Passage shown |

2. The pre-seasoned showerhead (216) of claim 1, wherein the protective layer (252) comprises a material selected from the group consisting of silicon oxide (SiO2), aluminum oxide (Al2O3), aluminum nitride (AlN), boron nitrate (BNO3), aluminum fluoride (AlF), silicon nitride (Si3N4), titanium oxide (TiO), boron nitride (BN), boron oxide (B2O3), yttrium oxide (Y2O3), indium tin oxide (InSnO).
3. The pre-seasoned showerhead (216) of claim 1, wherein the protective layer (252) has a substantially uniform thickness (254) in the range of about 0.001 μm to about 50 μm.
4. The pre-seasoned showerhead (216) of claim 3, wherein the protective layer (252) has a substantially uniform thickness (254) in the range of about 0.01 μm to about 5 μm.
5. A method (202) for seasoning a showerhead (216) prior to installation in a plasma reaction apparatus (100), the method comprising the steps of: cleaning the showerhead (206); positioning the showerhead in a deposition chamber (208); and forming a continuous, substantially uniform protective layer (252) on the showerhead (210).

Provided data |
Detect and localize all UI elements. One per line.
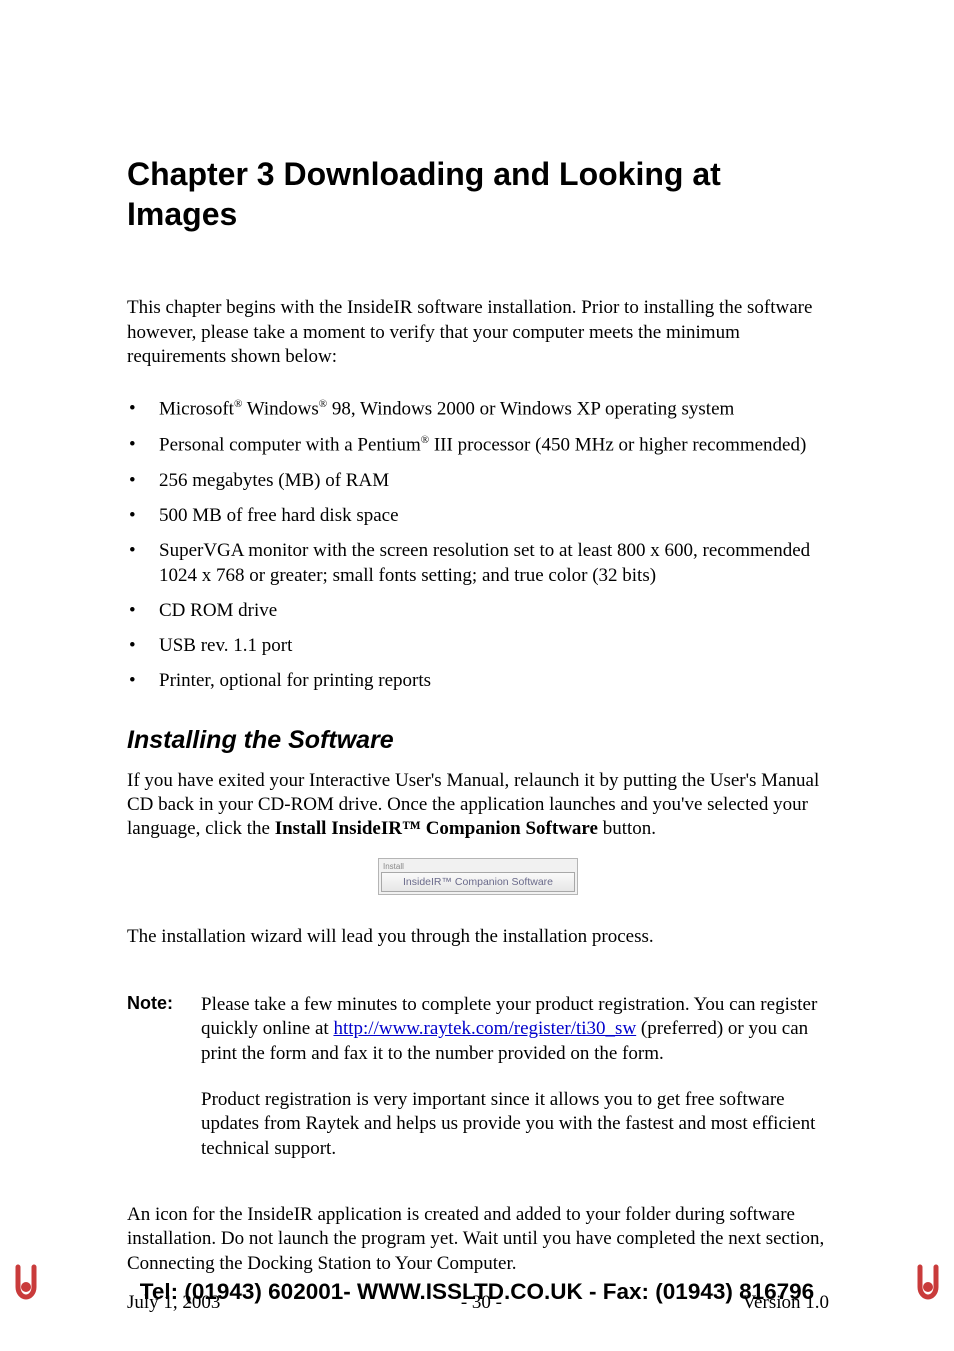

Set of tasks |
1 > Please return everything in the showerhead claims from "3. The pre-seasoned" down to "about 50 μm.".
2 > Answer these about the showerhead claims:
(a) What thickness range for the protective layer does claim 3 give?
(b) What narrower thickness range does claim 4 give?
(c) What is the first step of the method in claim 5?
The data that comes after the showerhead claims is separate material.

Answers provided |
1 >
3. The pre-seasoned showerhead (216) of claim 1, wherein the protective layer (252) has a substantially uniform thickness (254) in the range of about 0.001 μm to about 50 μm.

2 >
(a) About 0.001 μm to about 50 μm.
(b) About 0.01 μm to about 5 μm.
(c) Cleaning the showerhead.